======== DATA FOR THIS EXERCISE ========

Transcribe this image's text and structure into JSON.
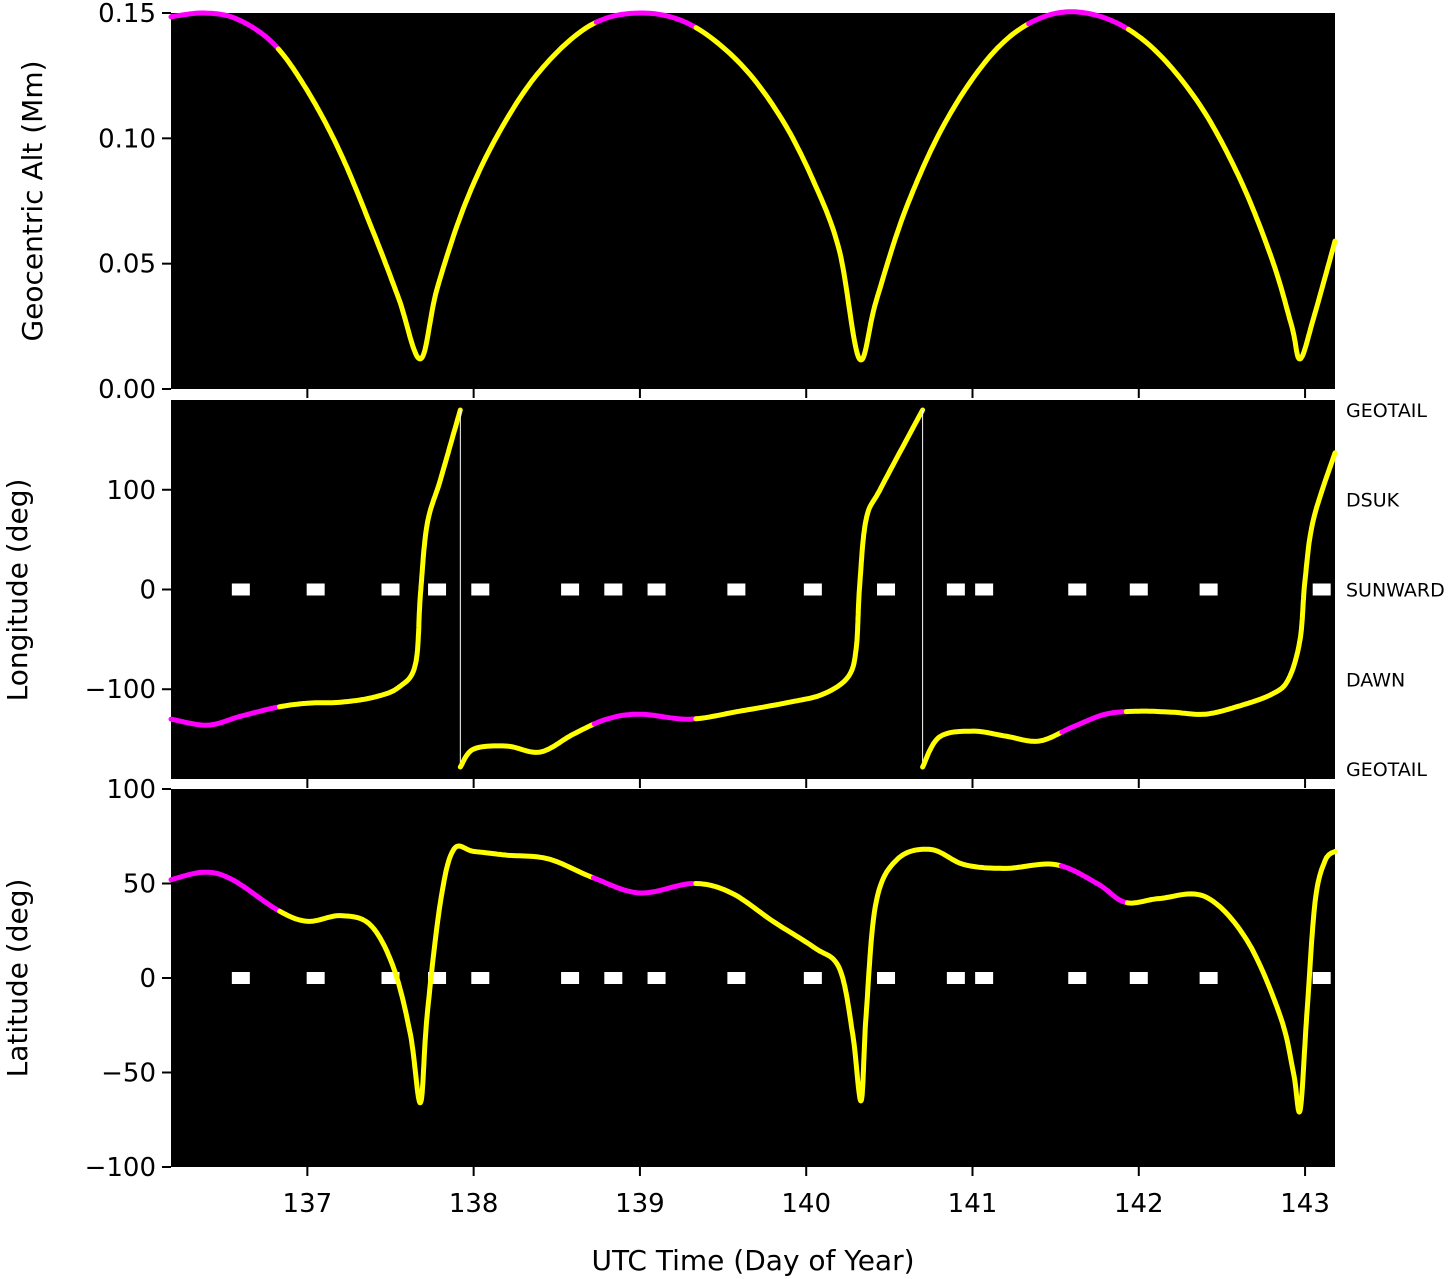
{
  "chart_data": [
    {
      "type": "line",
      "ylabel": "Geocentric Alt (Mm)",
      "xlabel": "",
      "xlim": [
        136.18,
        143.18
      ],
      "ylim": [
        0.0,
        0.15
      ],
      "yticks": [
        0.0,
        0.05,
        0.1,
        0.15
      ],
      "ytick_labels": [
        "0.00",
        "0.05",
        "0.10",
        "0.15"
      ],
      "grid": false,
      "background": "#000000",
      "colors": {
        "default": "#ffff00",
        "highlight": "#ff00ff"
      },
      "series": [
        {
          "x": [
            136.18,
            136.38,
            136.58,
            136.8,
            137.0,
            137.2,
            137.4,
            137.55,
            137.68,
            137.78,
            137.95,
            138.15,
            138.4,
            138.7,
            139.0,
            139.3,
            139.6,
            139.85,
            140.05,
            140.2,
            140.32,
            140.42,
            140.6,
            140.85,
            141.15,
            141.45,
            141.75,
            142.05,
            142.35,
            142.6,
            142.8,
            142.92,
            142.97,
            143.05,
            143.18
          ],
          "y": [
            0.1485,
            0.15,
            0.1475,
            0.1375,
            0.119,
            0.094,
            0.062,
            0.036,
            0.012,
            0.04,
            0.074,
            0.102,
            0.127,
            0.145,
            0.15,
            0.1455,
            0.13,
            0.108,
            0.082,
            0.055,
            0.012,
            0.035,
            0.072,
            0.108,
            0.136,
            0.149,
            0.149,
            0.138,
            0.115,
            0.085,
            0.052,
            0.025,
            0.012,
            0.028,
            0.059
          ]
        }
      ],
      "highlights": [
        [
          136.18,
          136.82
        ],
        [
          138.72,
          139.32
        ],
        [
          141.33,
          141.92
        ]
      ]
    },
    {
      "type": "line",
      "ylabel": "Longitude (deg)",
      "xlabel": "",
      "xlim": [
        136.18,
        143.18
      ],
      "ylim": [
        -190,
        190
      ],
      "yticks": [
        -100,
        0,
        100
      ],
      "ytick_labels": [
        "−100",
        "0",
        "100"
      ],
      "right_labels": [
        {
          "label": "GEOTAIL",
          "y": 180
        },
        {
          "label": "DSUK",
          "y": 90
        },
        {
          "label": "SUNWARD",
          "y": 0
        },
        {
          "label": "DAWN",
          "y": -90
        },
        {
          "label": "GEOTAIL",
          "y": -180
        }
      ],
      "grid": false,
      "background": "#000000",
      "colors": {
        "default": "#ffff00",
        "highlight": "#ff00ff",
        "marker": "#ffffff"
      },
      "series": [
        {
          "x": [
            136.18,
            136.4,
            136.6,
            136.82,
            137.0,
            137.2,
            137.4,
            137.55,
            137.65,
            137.68,
            137.72,
            137.8,
            137.92
          ],
          "y": [
            -130,
            -136,
            -127,
            -118,
            -114,
            -113,
            -108,
            -98,
            -75,
            -5,
            65,
            110,
            180
          ]
        },
        {
          "x": [
            137.92,
            138.0,
            138.2,
            138.4,
            138.6,
            138.8,
            139.0,
            139.3,
            139.6,
            139.9,
            140.1,
            140.25,
            140.3,
            140.32,
            140.36,
            140.45,
            140.7
          ],
          "y": [
            -178,
            -160,
            -157,
            -163,
            -145,
            -130,
            -125,
            -130,
            -122,
            -113,
            -105,
            -88,
            -60,
            0,
            70,
            102,
            180
          ]
        },
        {
          "x": [
            140.7,
            140.8,
            141.0,
            141.2,
            141.4,
            141.6,
            141.8,
            142.0,
            142.2,
            142.4,
            142.6,
            142.8,
            142.9,
            142.97,
            143.0,
            143.05,
            143.18
          ],
          "y": [
            -178,
            -148,
            -142,
            -147,
            -152,
            -138,
            -125,
            -122,
            -123,
            -125,
            -117,
            -105,
            -90,
            -50,
            10,
            70,
            137
          ]
        }
      ],
      "markers_x": [
        136.6,
        137.05,
        137.5,
        137.78,
        138.04,
        138.58,
        138.84,
        139.1,
        139.58,
        140.04,
        140.48,
        140.9,
        141.07,
        141.63,
        142.0,
        142.42,
        143.1
      ],
      "markers_y": 0,
      "highlights": [
        [
          136.18,
          136.82
        ],
        [
          138.72,
          139.32
        ],
        [
          141.53,
          141.92
        ]
      ]
    },
    {
      "type": "line",
      "ylabel": "Latitude (deg)",
      "xlabel": "UTC Time (Day of Year)",
      "xlim": [
        136.18,
        143.18
      ],
      "ylim": [
        -100,
        100
      ],
      "yticks": [
        -100,
        -50,
        0,
        50,
        100
      ],
      "ytick_labels": [
        "−100",
        "−50",
        "0",
        "50",
        "100"
      ],
      "xticks": [
        137,
        138,
        139,
        140,
        141,
        142,
        143
      ],
      "xtick_labels": [
        "137",
        "138",
        "139",
        "140",
        "141",
        "142",
        "143"
      ],
      "grid": false,
      "background": "#000000",
      "colors": {
        "default": "#ffff00",
        "highlight": "#ff00ff",
        "marker": "#ffffff"
      },
      "series": [
        {
          "x": [
            136.18,
            136.38,
            136.55,
            136.82,
            137.0,
            137.2,
            137.38,
            137.52,
            137.62,
            137.68,
            137.72,
            137.8,
            137.88,
            138.0,
            138.2,
            138.45,
            138.72,
            139.0,
            139.32,
            139.55,
            139.8,
            140.05,
            140.2,
            140.28,
            140.33,
            140.36,
            140.42,
            140.55,
            140.75,
            140.95,
            141.2,
            141.5,
            141.75,
            141.92,
            142.12,
            142.4,
            142.65,
            142.85,
            142.93,
            142.97,
            143.01,
            143.06,
            143.12,
            143.18
          ],
          "y": [
            52,
            56,
            52,
            36,
            30,
            33,
            28,
            5,
            -30,
            -66,
            -20,
            40,
            68,
            67,
            65,
            63,
            53,
            45,
            50,
            45,
            30,
            16,
            5,
            -30,
            -65,
            -20,
            40,
            63,
            68,
            60,
            58,
            60,
            50,
            40,
            42,
            43,
            20,
            -20,
            -50,
            -70,
            -20,
            40,
            62,
            67
          ]
        }
      ],
      "markers_x": [
        136.6,
        137.05,
        137.5,
        137.78,
        138.04,
        138.58,
        138.84,
        139.1,
        139.58,
        140.04,
        140.48,
        140.9,
        141.07,
        141.63,
        142.0,
        142.42,
        143.1
      ],
      "markers_y": 0,
      "highlights": [
        [
          136.18,
          136.82
        ],
        [
          138.72,
          139.32
        ],
        [
          141.53,
          141.92
        ]
      ]
    }
  ]
}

========

__THE PROBLEM__. Pick out all lines containing the string "ylabel".

__SOLUTION FOR THIS EXERCISE__.
      "ylabel": "Geocentric Alt (Mm)",
      "ylabel": "Longitude (deg)",
      "ylabel": "Latitude (deg)",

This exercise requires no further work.